==== Input ====
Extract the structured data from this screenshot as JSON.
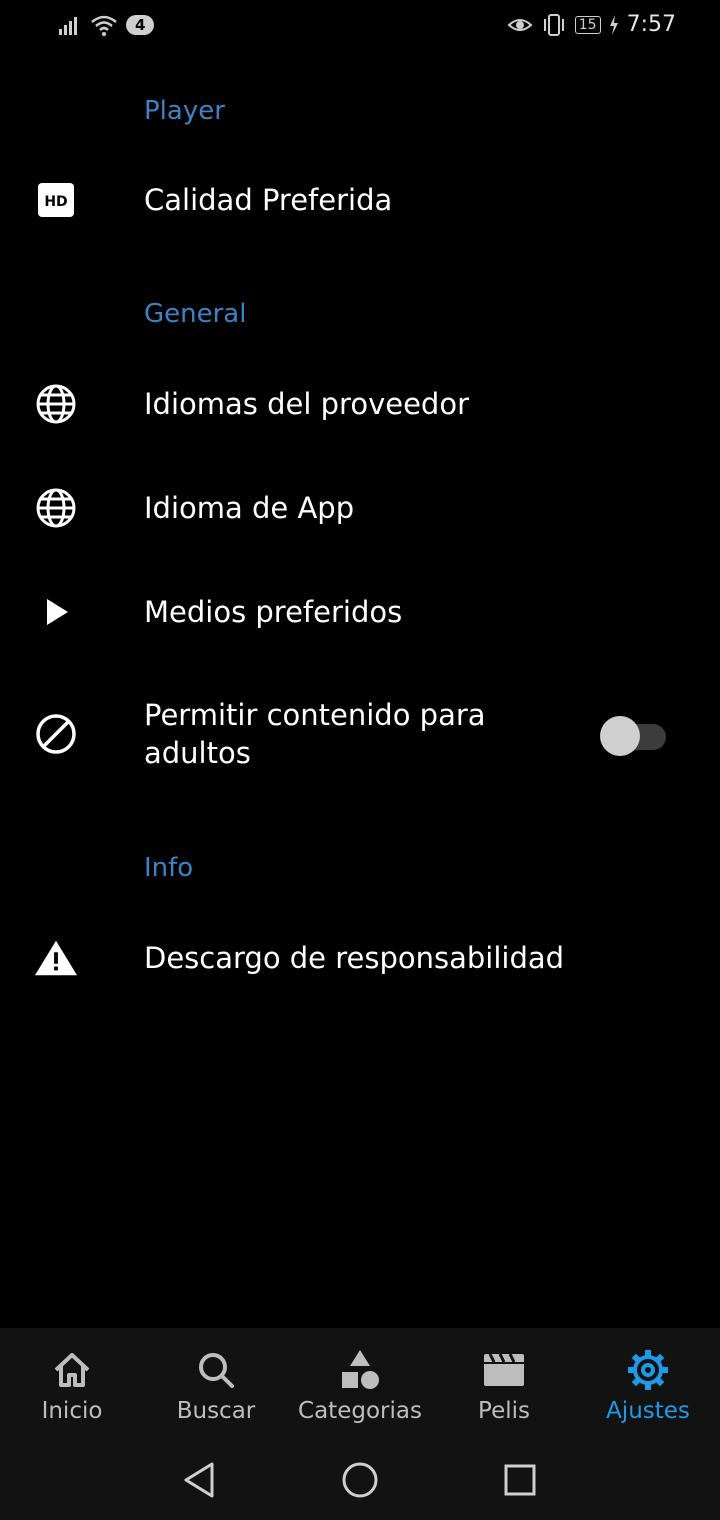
{
  "status_bar": {
    "notification_count": "4",
    "battery": "15",
    "time": "7:57",
    "icons": [
      "signal-icon",
      "wifi-icon",
      "eye-icon",
      "vibrate-icon",
      "battery-icon",
      "charging-icon"
    ]
  },
  "settings": {
    "sections": [
      {
        "title": "Player"
      },
      {
        "title": "General"
      },
      {
        "title": "Info"
      }
    ],
    "items": [
      {
        "label": "Calidad Preferida",
        "icon": "hd-icon"
      },
      {
        "label": "Idiomas del proveedor",
        "icon": "globe-icon"
      },
      {
        "label": "Idioma de App",
        "icon": "globe-icon"
      },
      {
        "label": "Medios preferidos",
        "icon": "play-icon"
      },
      {
        "label_line1": "Permitir contenido para",
        "label_line2": "adultos",
        "icon": "block-icon",
        "toggle_on": false
      },
      {
        "label": "Descargo de responsabilidad",
        "icon": "warning-icon"
      }
    ]
  },
  "bottom_nav": {
    "items": [
      {
        "label": "Inicio",
        "icon": "home-icon"
      },
      {
        "label": "Buscar",
        "icon": "search-icon"
      },
      {
        "label": "Categorias",
        "icon": "shapes-icon"
      },
      {
        "label": "Pelis",
        "icon": "clapperboard-icon"
      },
      {
        "label": "Ajustes",
        "icon": "gear-icon",
        "active": true
      }
    ],
    "active_color": "#1e9be8"
  },
  "system_nav": [
    "back-icon",
    "home-circle-icon",
    "recents-icon"
  ],
  "colors": {
    "section_title": "#3d82c4",
    "background": "#000000",
    "nav_background": "#121212"
  }
}
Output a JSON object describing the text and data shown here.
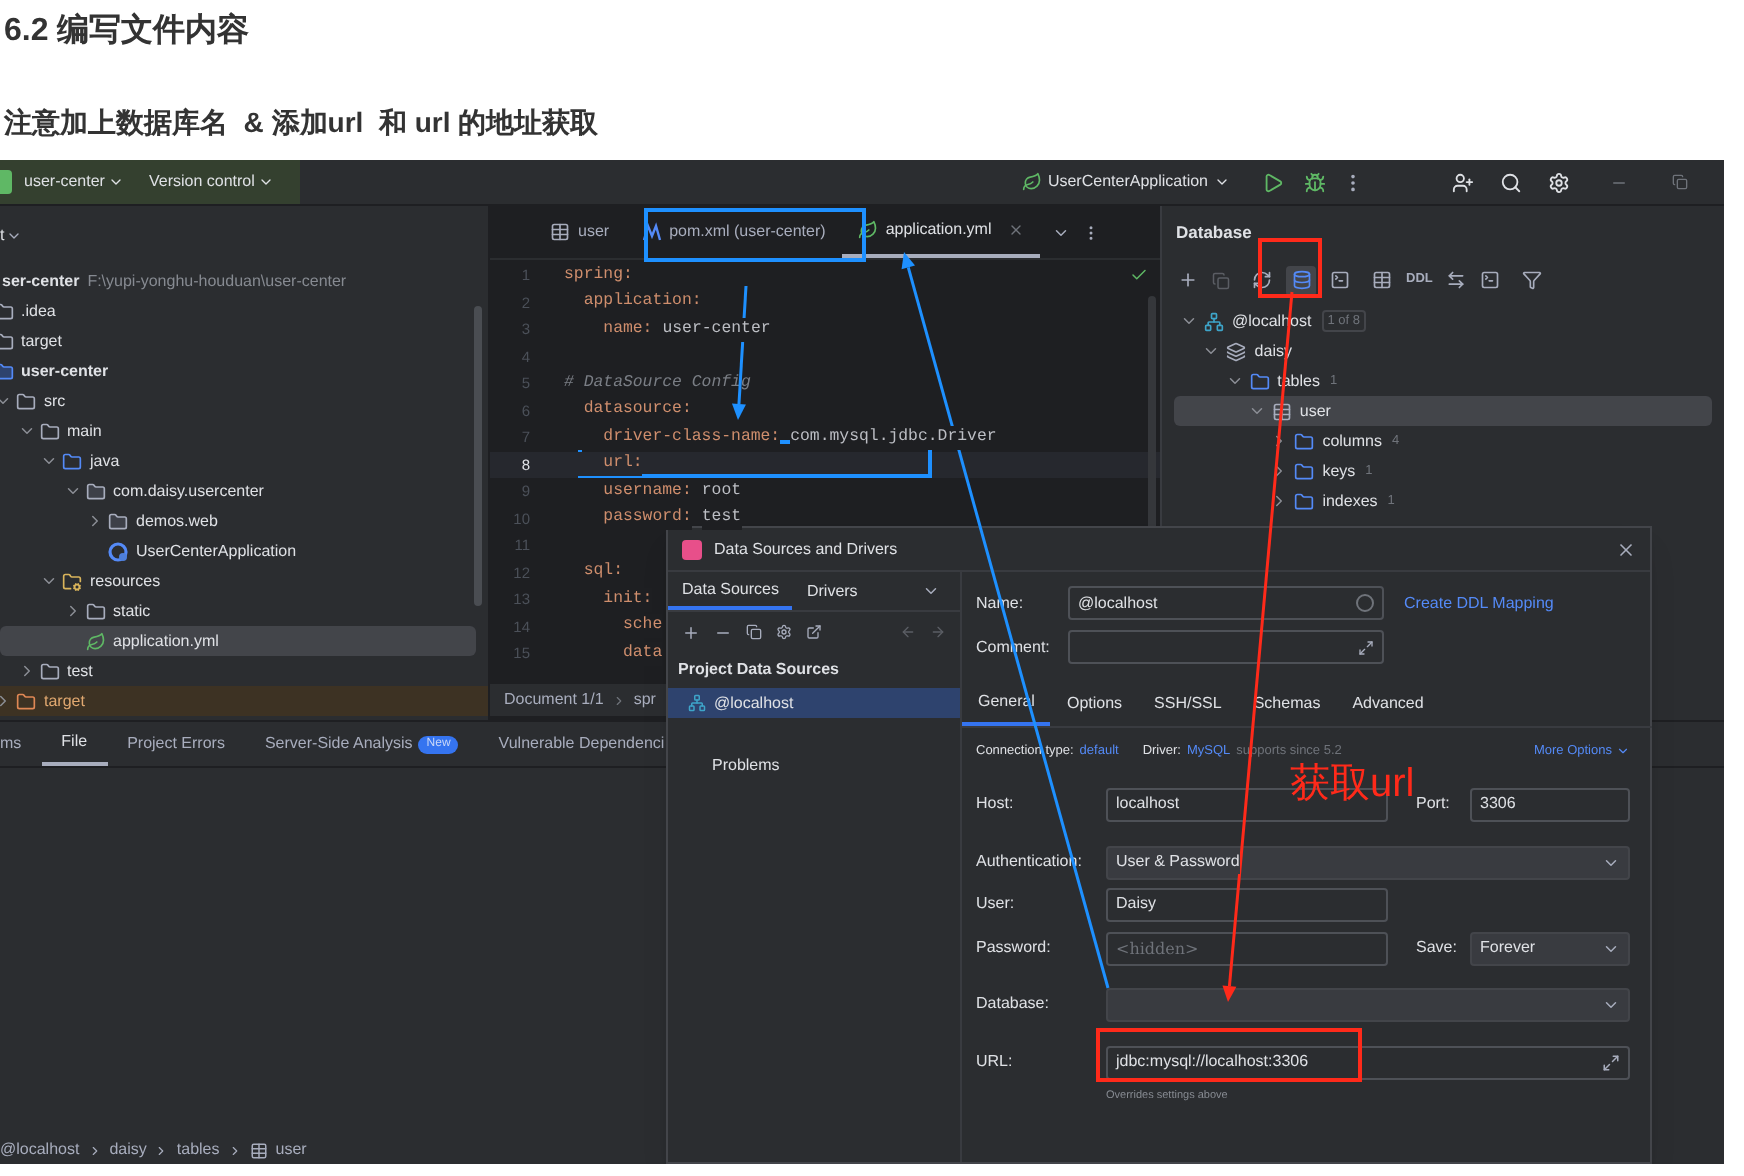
{
  "heading": "6.2 编写文件内容",
  "note": "注意加上数据库名  & 添加url  和 url 的地址获取",
  "ide": {
    "toolbar": {
      "project": "user-center",
      "vcs": "Version control",
      "run_config": "UserCenterApplication"
    },
    "project": {
      "header": "t",
      "items": [
        {
          "label": "ser-center",
          "kind": "root",
          "path": "F:\\yupi-yonghu-houduan\\user-center",
          "children": [
            {
              "label": ".idea",
              "kind": "folder"
            },
            {
              "label": "target",
              "kind": "folder"
            },
            {
              "label": "user-center",
              "kind": "module",
              "children": [
                {
                  "label": "src",
                  "kind": "folder",
                  "expanded": true,
                  "children": [
                    {
                      "label": "main",
                      "kind": "folder",
                      "expanded": true,
                      "children": [
                        {
                          "label": "java",
                          "kind": "source",
                          "expanded": true,
                          "children": [
                            {
                              "label": "com.daisy.usercenter",
                              "kind": "package",
                              "expanded": true,
                              "children": [
                                {
                                  "label": "demos.web",
                                  "kind": "package",
                                  "expanded": false
                                },
                                {
                                  "label": "UserCenterApplication",
                                  "kind": "class"
                                }
                              ]
                            }
                          ]
                        },
                        {
                          "label": "resources",
                          "kind": "resources",
                          "expanded": true,
                          "children": [
                            {
                              "label": "static",
                              "kind": "folder",
                              "expanded": false
                            },
                            {
                              "label": "application.yml",
                              "kind": "yml",
                              "selected": true
                            }
                          ]
                        }
                      ]
                    },
                    {
                      "label": "test",
                      "kind": "folder",
                      "expanded": false
                    }
                  ]
                },
                {
                  "label": "target",
                  "kind": "excluded",
                  "expanded": false
                }
              ]
            }
          ]
        }
      ]
    },
    "editor": {
      "tabs": [
        {
          "label": "user",
          "kind": "table",
          "selected": false
        },
        {
          "label": "pom.xml (user-center)",
          "kind": "maven",
          "selected": false
        },
        {
          "label": "application.yml",
          "kind": "yml",
          "selected": true
        }
      ],
      "lines": [
        {
          "number": "1",
          "key": "spring:",
          "current": false
        },
        {
          "number": "2",
          "key": "  application:",
          "current": false
        },
        {
          "number": "3",
          "key": "    name:",
          "value": "user-center",
          "current": false
        },
        {
          "number": "4",
          "current": false
        },
        {
          "number": "5",
          "comment": "# DataSource Config",
          "current": false
        },
        {
          "number": "6",
          "key": "  datasource:",
          "current": false
        },
        {
          "number": "7",
          "key": "    driver-class-name:",
          "value": "com.mysql.jdbc.Driver",
          "current": false
        },
        {
          "number": "8",
          "key": "    url:",
          "current": true
        },
        {
          "number": "9",
          "key": "    username:",
          "value": "root",
          "current": false
        },
        {
          "number": "10",
          "key": "    password:",
          "value": "test",
          "current": false
        },
        {
          "number": "11",
          "current": false
        },
        {
          "number": "12",
          "key": "  sql:",
          "current": false
        },
        {
          "number": "13",
          "key": "    init:",
          "current": false
        },
        {
          "number": "14",
          "key": "      sche",
          "current": false
        },
        {
          "number": "15",
          "key": "      data",
          "current": false
        }
      ],
      "status": [
        "Document 1/1",
        "spr"
      ]
    },
    "database": {
      "title": "Database",
      "ddl": "DDL",
      "tree": [
        {
          "label": "@localhost",
          "kind": "host",
          "count": "1 of 8",
          "expanded": true,
          "children": [
            {
              "label": "daisy",
              "kind": "schema",
              "expanded": true,
              "children": [
                {
                  "label": "tables",
                  "kind": "folder",
                  "count": "1",
                  "expanded": true,
                  "children": [
                    {
                      "label": "user",
                      "kind": "table",
                      "expanded": true,
                      "selected": true,
                      "children": [
                        {
                          "label": "columns",
                          "kind": "folder",
                          "count": "4",
                          "expanded": false
                        },
                        {
                          "label": "keys",
                          "kind": "folder",
                          "count": "1",
                          "expanded": false
                        },
                        {
                          "label": "indexes",
                          "kind": "folder",
                          "count": "1",
                          "expanded": false
                        }
                      ]
                    }
                  ]
                }
              ]
            }
          ]
        }
      ]
    },
    "bottom": {
      "tabs": [
        {
          "label": "ms",
          "selected": false
        },
        {
          "label": "File",
          "selected": true
        },
        {
          "label": "Project Errors",
          "selected": false
        },
        {
          "label": "Server-Side Analysis",
          "badge": "New",
          "selected": false
        },
        {
          "label": "Vulnerable Dependenci",
          "selected": false
        }
      ],
      "breadcrumb": [
        "@localhost",
        "daisy",
        "tables",
        "user"
      ]
    },
    "dialog": {
      "title": "Data Sources and Drivers",
      "side_tabs": [
        {
          "label": "Data Sources",
          "selected": true
        },
        {
          "label": "Drivers",
          "selected": false
        }
      ],
      "section": "Project Data Sources",
      "sources": [
        {
          "label": "@localhost",
          "selected": true
        }
      ],
      "problems": "Problems",
      "name": {
        "label": "Name:",
        "value": "@localhost"
      },
      "ddl_link": "Create DDL Mapping",
      "comment": {
        "label": "Comment:"
      },
      "tabs": [
        {
          "label": "General",
          "selected": true
        },
        {
          "label": "Options",
          "selected": false
        },
        {
          "label": "SSH/SSL",
          "selected": false
        },
        {
          "label": "Schemas",
          "selected": false
        },
        {
          "label": "Advanced",
          "selected": false
        }
      ],
      "connection": {
        "type_label": "Connection type:",
        "type": "default",
        "driver_label": "Driver:",
        "driver": "MySQL",
        "driver_note": "supports since 5.2",
        "more": "More Options"
      },
      "rows": [
        {
          "fields": [
            {
              "label": "Host:",
              "value": "localhost",
              "kind": "text"
            },
            {
              "label": "Port:",
              "value": "3306",
              "kind": "text"
            }
          ]
        },
        {
          "fields": [
            {
              "label": "Authentication:",
              "value": "User & Password",
              "kind": "dropdown"
            }
          ]
        },
        {
          "fields": [
            {
              "label": "User:",
              "value": "Daisy",
              "kind": "text"
            }
          ]
        },
        {
          "fields": [
            {
              "label": "Password:",
              "placeholder": "<hidden>",
              "kind": "text"
            },
            {
              "label": "Save:",
              "value": "Forever",
              "kind": "dropdown"
            }
          ]
        },
        {
          "fields": [
            {
              "label": "Database:",
              "kind": "dropdown"
            }
          ]
        },
        {
          "fields": [
            {
              "label": "URL:",
              "value": "jdbc:mysql://localhost:3306",
              "kind": "expandable",
              "hint": "Overrides settings above"
            }
          ]
        }
      ]
    }
  },
  "annotation": {
    "label": "获取url"
  }
}
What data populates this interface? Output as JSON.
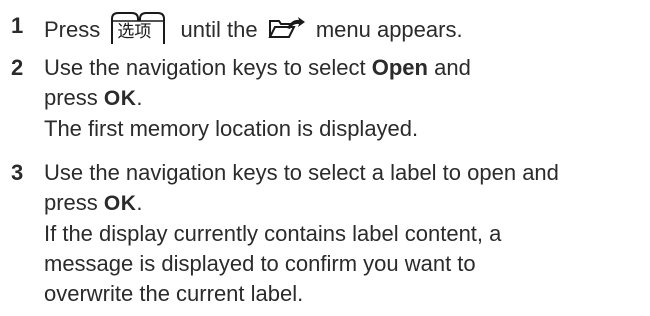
{
  "steps": [
    {
      "number": "1",
      "parts": {
        "before": "Press",
        "key_text": "选项",
        "after": "until the",
        "end": "menu appears."
      }
    },
    {
      "number": "2",
      "lines": {
        "pre": "Use the navigation keys to select",
        "open": "Open",
        "post": "and",
        "press": "press",
        "ok": "OK",
        "dot": ".",
        "result": "The first memory location is displayed."
      }
    },
    {
      "number": "3",
      "lines": {
        "l1": "Use the navigation keys to select a label to open and",
        "press": "press",
        "ok": "OK",
        "dot": ".",
        "l3": "If the display currently contains label content, a",
        "l4": "message is displayed to confirm you want to",
        "l5": "overwrite the current label."
      }
    }
  ],
  "icons": {
    "options_key": "options-key-icon",
    "file_menu": "file-open-menu-icon"
  }
}
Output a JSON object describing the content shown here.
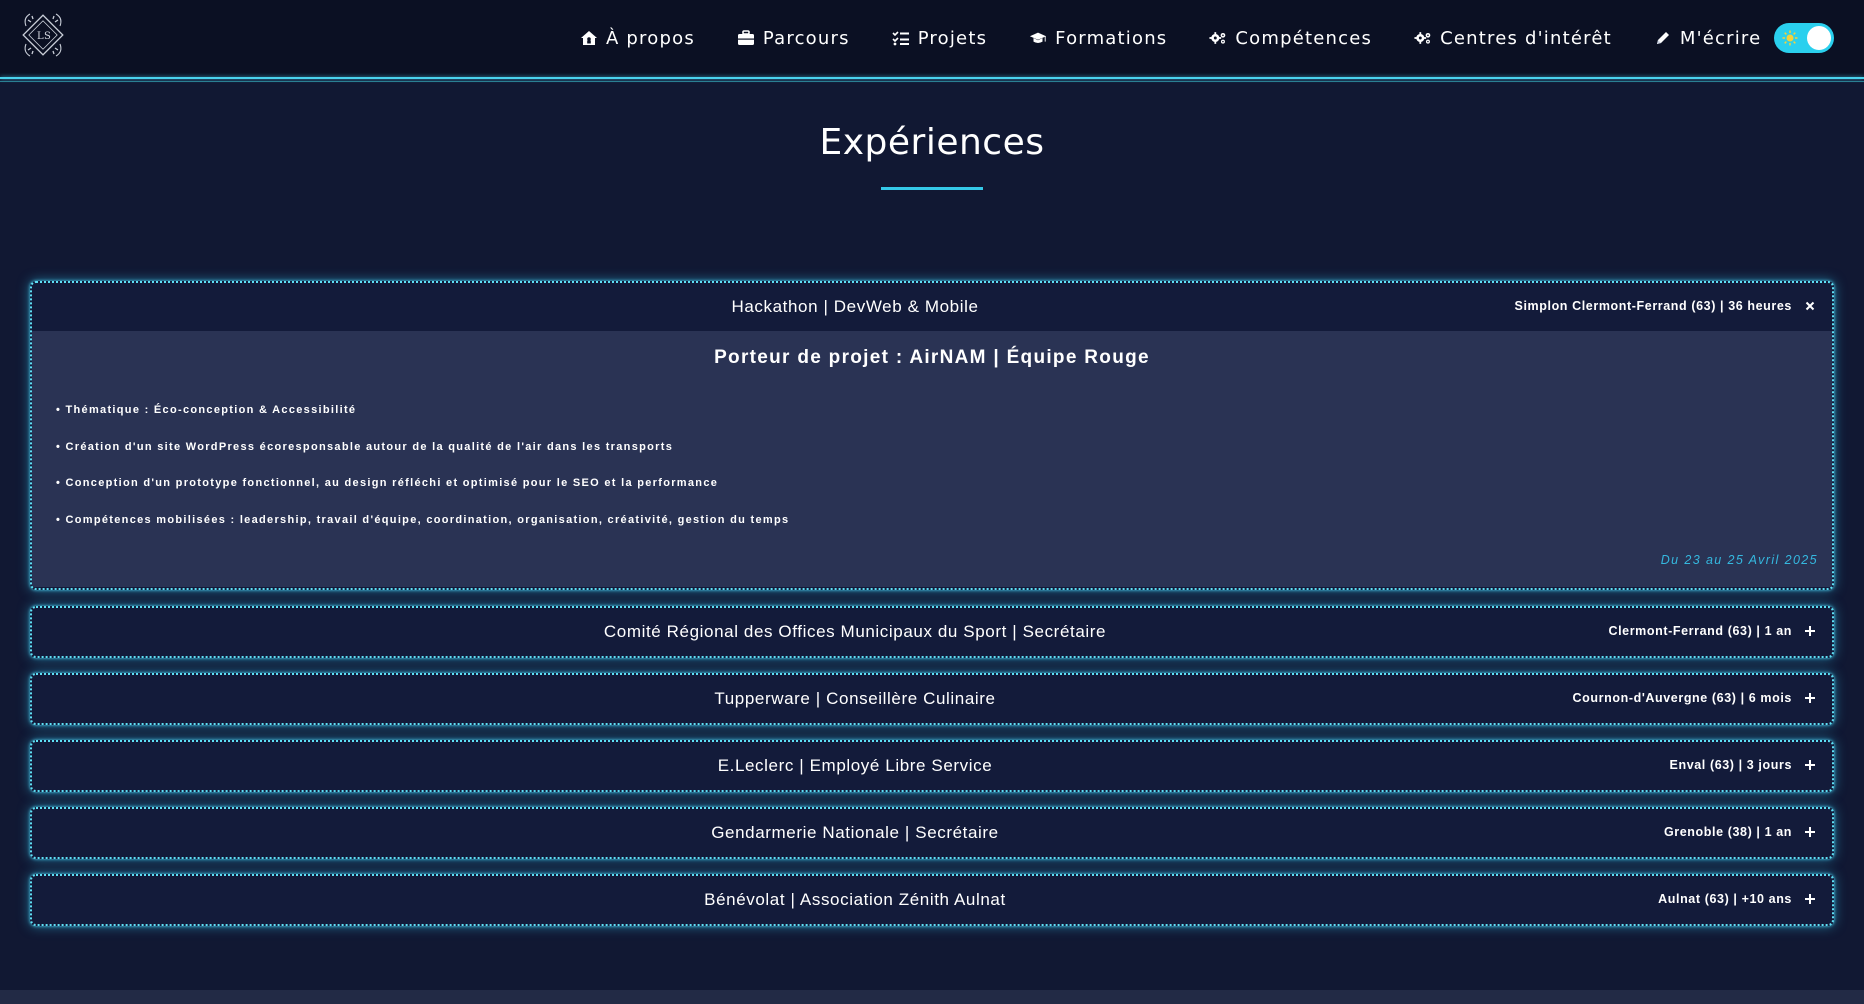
{
  "navbar": {
    "items": [
      {
        "label": "À propos",
        "icon": "home-icon"
      },
      {
        "label": "Parcours",
        "icon": "briefcase-icon"
      },
      {
        "label": "Projets",
        "icon": "checklist-icon"
      },
      {
        "label": "Formations",
        "icon": "graduation-cap-icon"
      },
      {
        "label": "Compétences",
        "icon": "gears-icon"
      },
      {
        "label": "Centres d'intérêt",
        "icon": "gears-icon"
      },
      {
        "label": "M'écrire",
        "icon": "pencil-icon"
      }
    ],
    "theme_toggle": {
      "state": "on",
      "icon": "sun-icon"
    },
    "accent_color": "#4ad3ee"
  },
  "section": {
    "title": "Expériences"
  },
  "experiences": [
    {
      "title": "Hackathon | DevWeb & Mobile",
      "meta": "Simplon Clermont-Ferrand (63) | 36 heures",
      "expanded": true,
      "toggle_icon": "close-icon",
      "heading": "Porteur de projet : AirNAM | Équipe Rouge",
      "bullets": [
        "• Thématique : Éco-conception & Accessibilité",
        "• Création d'un site WordPress écoresponsable autour de la qualité de l'air dans les transports",
        "• Conception d'un prototype fonctionnel, au design réfléchi et optimisé pour le SEO et la performance",
        "• Compétences mobilisées : leadership, travail d'équipe, coordination, organisation, créativité, gestion du temps"
      ],
      "date": "Du 23 au 25 Avril 2025"
    },
    {
      "title": "Comité Régional des Offices Municipaux du Sport | Secrétaire",
      "meta": "Clermont-Ferrand (63) | 1 an",
      "expanded": false,
      "toggle_icon": "plus-icon"
    },
    {
      "title": "Tupperware | Conseillère Culinaire",
      "meta": "Cournon-d'Auvergne (63) | 6 mois",
      "expanded": false,
      "toggle_icon": "plus-icon"
    },
    {
      "title": "E.Leclerc | Employé Libre Service",
      "meta": "Enval (63) | 3 jours",
      "expanded": false,
      "toggle_icon": "plus-icon"
    },
    {
      "title": "Gendarmerie Nationale | Secrétaire",
      "meta": "Grenoble (38) | 1 an",
      "expanded": false,
      "toggle_icon": "plus-icon"
    },
    {
      "title": "Bénévolat | Association Zénith Aulnat",
      "meta": "Aulnat (63) | +10 ans",
      "expanded": false,
      "toggle_icon": "plus-icon"
    }
  ]
}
====
§ Exercise aim
Return every line above in which the string "menu" occurs.

§ Answer to the problem
        "end": "menu appears."
    "file_menu": "file-open-menu-icon"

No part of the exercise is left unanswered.